Stored data:

────────────────

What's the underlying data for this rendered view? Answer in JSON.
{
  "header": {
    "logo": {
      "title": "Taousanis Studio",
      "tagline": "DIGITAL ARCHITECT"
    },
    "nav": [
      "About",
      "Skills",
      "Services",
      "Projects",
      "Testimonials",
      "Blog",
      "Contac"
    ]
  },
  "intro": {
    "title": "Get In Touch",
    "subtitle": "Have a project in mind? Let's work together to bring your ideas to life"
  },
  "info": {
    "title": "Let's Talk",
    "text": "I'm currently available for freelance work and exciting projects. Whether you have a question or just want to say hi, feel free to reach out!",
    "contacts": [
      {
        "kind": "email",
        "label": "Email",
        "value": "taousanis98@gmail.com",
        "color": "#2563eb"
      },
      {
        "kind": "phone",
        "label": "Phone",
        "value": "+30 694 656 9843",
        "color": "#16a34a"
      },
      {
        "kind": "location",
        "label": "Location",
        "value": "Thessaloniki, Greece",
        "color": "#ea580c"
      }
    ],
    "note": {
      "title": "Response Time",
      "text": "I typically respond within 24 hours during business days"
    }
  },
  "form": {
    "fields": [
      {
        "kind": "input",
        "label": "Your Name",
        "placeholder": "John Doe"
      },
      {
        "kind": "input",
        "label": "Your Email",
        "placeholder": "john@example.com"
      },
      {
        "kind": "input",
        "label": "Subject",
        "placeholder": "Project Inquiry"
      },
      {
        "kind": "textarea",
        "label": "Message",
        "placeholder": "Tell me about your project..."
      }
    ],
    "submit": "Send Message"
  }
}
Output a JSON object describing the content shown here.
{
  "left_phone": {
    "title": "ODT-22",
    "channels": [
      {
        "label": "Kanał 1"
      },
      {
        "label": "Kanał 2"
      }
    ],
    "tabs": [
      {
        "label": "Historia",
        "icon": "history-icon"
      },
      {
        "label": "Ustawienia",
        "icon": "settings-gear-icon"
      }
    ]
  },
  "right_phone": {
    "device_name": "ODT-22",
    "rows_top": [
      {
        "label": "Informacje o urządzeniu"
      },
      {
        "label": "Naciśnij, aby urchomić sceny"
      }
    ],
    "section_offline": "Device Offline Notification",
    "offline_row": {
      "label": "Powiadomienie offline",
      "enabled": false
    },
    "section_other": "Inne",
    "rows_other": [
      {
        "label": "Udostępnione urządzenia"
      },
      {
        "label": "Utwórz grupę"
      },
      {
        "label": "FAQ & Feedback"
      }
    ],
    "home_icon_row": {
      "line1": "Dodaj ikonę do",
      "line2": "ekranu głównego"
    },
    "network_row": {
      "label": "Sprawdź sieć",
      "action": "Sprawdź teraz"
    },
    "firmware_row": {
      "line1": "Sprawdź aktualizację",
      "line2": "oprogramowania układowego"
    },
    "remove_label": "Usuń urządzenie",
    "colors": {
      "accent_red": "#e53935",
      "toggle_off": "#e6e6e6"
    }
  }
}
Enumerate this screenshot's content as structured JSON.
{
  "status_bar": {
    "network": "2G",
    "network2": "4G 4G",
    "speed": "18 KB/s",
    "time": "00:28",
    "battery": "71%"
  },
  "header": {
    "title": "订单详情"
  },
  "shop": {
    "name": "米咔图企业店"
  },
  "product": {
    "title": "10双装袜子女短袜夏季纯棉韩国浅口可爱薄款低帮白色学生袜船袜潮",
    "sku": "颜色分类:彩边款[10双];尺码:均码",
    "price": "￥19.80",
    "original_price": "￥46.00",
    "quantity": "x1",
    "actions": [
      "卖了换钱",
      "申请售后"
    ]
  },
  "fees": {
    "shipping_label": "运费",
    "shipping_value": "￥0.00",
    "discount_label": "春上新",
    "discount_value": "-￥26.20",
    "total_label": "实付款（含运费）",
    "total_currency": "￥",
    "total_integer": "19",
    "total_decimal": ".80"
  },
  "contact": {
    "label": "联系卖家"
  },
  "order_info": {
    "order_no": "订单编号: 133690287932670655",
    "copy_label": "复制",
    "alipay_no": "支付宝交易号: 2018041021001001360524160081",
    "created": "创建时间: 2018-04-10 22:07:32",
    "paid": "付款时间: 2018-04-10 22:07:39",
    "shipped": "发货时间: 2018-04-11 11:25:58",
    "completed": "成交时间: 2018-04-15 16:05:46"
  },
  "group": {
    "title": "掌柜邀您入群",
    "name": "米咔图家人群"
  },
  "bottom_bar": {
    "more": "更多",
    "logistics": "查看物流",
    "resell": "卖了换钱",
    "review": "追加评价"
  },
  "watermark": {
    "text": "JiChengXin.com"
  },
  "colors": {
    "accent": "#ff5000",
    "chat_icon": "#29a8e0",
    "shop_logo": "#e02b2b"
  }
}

────────────────

Work instructions: Retype every record above exactly as written.

Task result:
What's the underlying data for this rendered view? Answer in JSON.
{
  "header": {
    "logo": {
      "title": "Taousanis Studio",
      "tagline": "DIGITAL ARCHITECT"
    },
    "nav": [
      "About",
      "Skills",
      "Services",
      "Projects",
      "Testimonials",
      "Blog",
      "Contac"
    ]
  },
  "intro": {
    "title": "Get In Touch",
    "subtitle": "Have a project in mind? Let's work together to bring your ideas to life"
  },
  "info": {
    "title": "Let's Talk",
    "text": "I'm currently available for freelance work and exciting projects. Whether you have a question or just want to say hi, feel free to reach out!",
    "contacts": [
      {
        "kind": "email",
        "label": "Email",
        "value": "taousanis98@gmail.com",
        "color": "#2563eb"
      },
      {
        "kind": "phone",
        "label": "Phone",
        "value": "+30 694 656 9843",
        "color": "#16a34a"
      },
      {
        "kind": "location",
        "label": "Location",
        "value": "Thessaloniki, Greece",
        "color": "#ea580c"
      }
    ],
    "note": {
      "title": "Response Time",
      "text": "I typically respond within 24 hours during business days"
    }
  },
  "form": {
    "fields": [
      {
        "kind": "input",
        "label": "Your Name",
        "placeholder": "John Doe"
      },
      {
        "kind": "input",
        "label": "Your Email",
        "placeholder": "john@example.com"
      },
      {
        "kind": "input",
        "label": "Subject",
        "placeholder": "Project Inquiry"
      },
      {
        "kind": "textarea",
        "label": "Message",
        "placeholder": "Tell me about your project..."
      }
    ],
    "submit": "Send Message"
  }
}
Output a JSON object describing the content shown here.
{
  "left_phone": {
    "title": "ODT-22",
    "channels": [
      {
        "label": "Kanał 1"
      },
      {
        "label": "Kanał 2"
      }
    ],
    "tabs": [
      {
        "label": "Historia",
        "icon": "history-icon"
      },
      {
        "label": "Ustawienia",
        "icon": "settings-gear-icon"
      }
    ]
  },
  "right_phone": {
    "device_name": "ODT-22",
    "rows_top": [
      {
        "label": "Informacje o urządzeniu"
      },
      {
        "label": "Naciśnij, aby urchomić sceny"
      }
    ],
    "section_offline": "Device Offline Notification",
    "offline_row": {
      "label": "Powiadomienie offline",
      "enabled": false
    },
    "section_other": "Inne",
    "rows_other": [
      {
        "label": "Udostępnione urządzenia"
      },
      {
        "label": "Utwórz grupę"
      },
      {
        "label": "FAQ & Feedback"
      }
    ],
    "home_icon_row": {
      "line1": "Dodaj ikonę do",
      "line2": "ekranu głównego"
    },
    "network_row": {
      "label": "Sprawdź sieć",
      "action": "Sprawdź teraz"
    },
    "firmware_row": {
      "line1": "Sprawdź aktualizację",
      "line2": "oprogramowania układowego"
    },
    "remove_label": "Usuń urządzenie",
    "colors": {
      "accent_red": "#e53935",
      "toggle_off": "#e6e6e6"
    }
  }
}
Enumerate this screenshot's content as structured JSON.
{
  "status_bar": {
    "network": "2G",
    "network2": "4G 4G",
    "speed": "18 KB/s",
    "time": "00:28",
    "battery": "71%"
  },
  "header": {
    "title": "订单详情"
  },
  "shop": {
    "name": "米咔图企业店"
  },
  "product": {
    "title": "10双装袜子女短袜夏季纯棉韩国浅口可爱薄款低帮白色学生袜船袜潮",
    "sku": "颜色分类:彩边款[10双];尺码:均码",
    "price": "￥19.80",
    "original_price": "￥46.00",
    "quantity": "x1",
    "actions": [
      "卖了换钱",
      "申请售后"
    ]
  },
  "fees": {
    "shipping_label": "运费",
    "shipping_value": "￥0.00",
    "discount_label": "春上新",
    "discount_value": "-￥26.20",
    "total_label": "实付款（含运费）",
    "total_currency": "￥",
    "total_integer": "19",
    "total_decimal": ".80"
  },
  "contact": {
    "label": "联系卖家"
  },
  "order_info": {
    "order_no": "订单编号: 133690287932670655",
    "copy_label": "复制",
    "alipay_no": "支付宝交易号: 2018041021001001360524160081",
    "created": "创建时间: 2018-04-10 22:07:32",
    "paid": "付款时间: 2018-04-10 22:07:39",
    "shipped": "发货时间: 2018-04-11 11:25:58",
    "completed": "成交时间: 2018-04-15 16:05:46"
  },
  "group": {
    "title": "掌柜邀您入群",
    "name": "米咔图家人群"
  },
  "bottom_bar": {
    "more": "更多",
    "logistics": "查看物流",
    "resell": "卖了换钱",
    "review": "追加评价"
  },
  "watermark": {
    "text": "JiChengXin.com"
  },
  "colors": {
    "accent": "#ff5000",
    "chat_icon": "#29a8e0",
    "shop_logo": "#e02b2b"
  }
}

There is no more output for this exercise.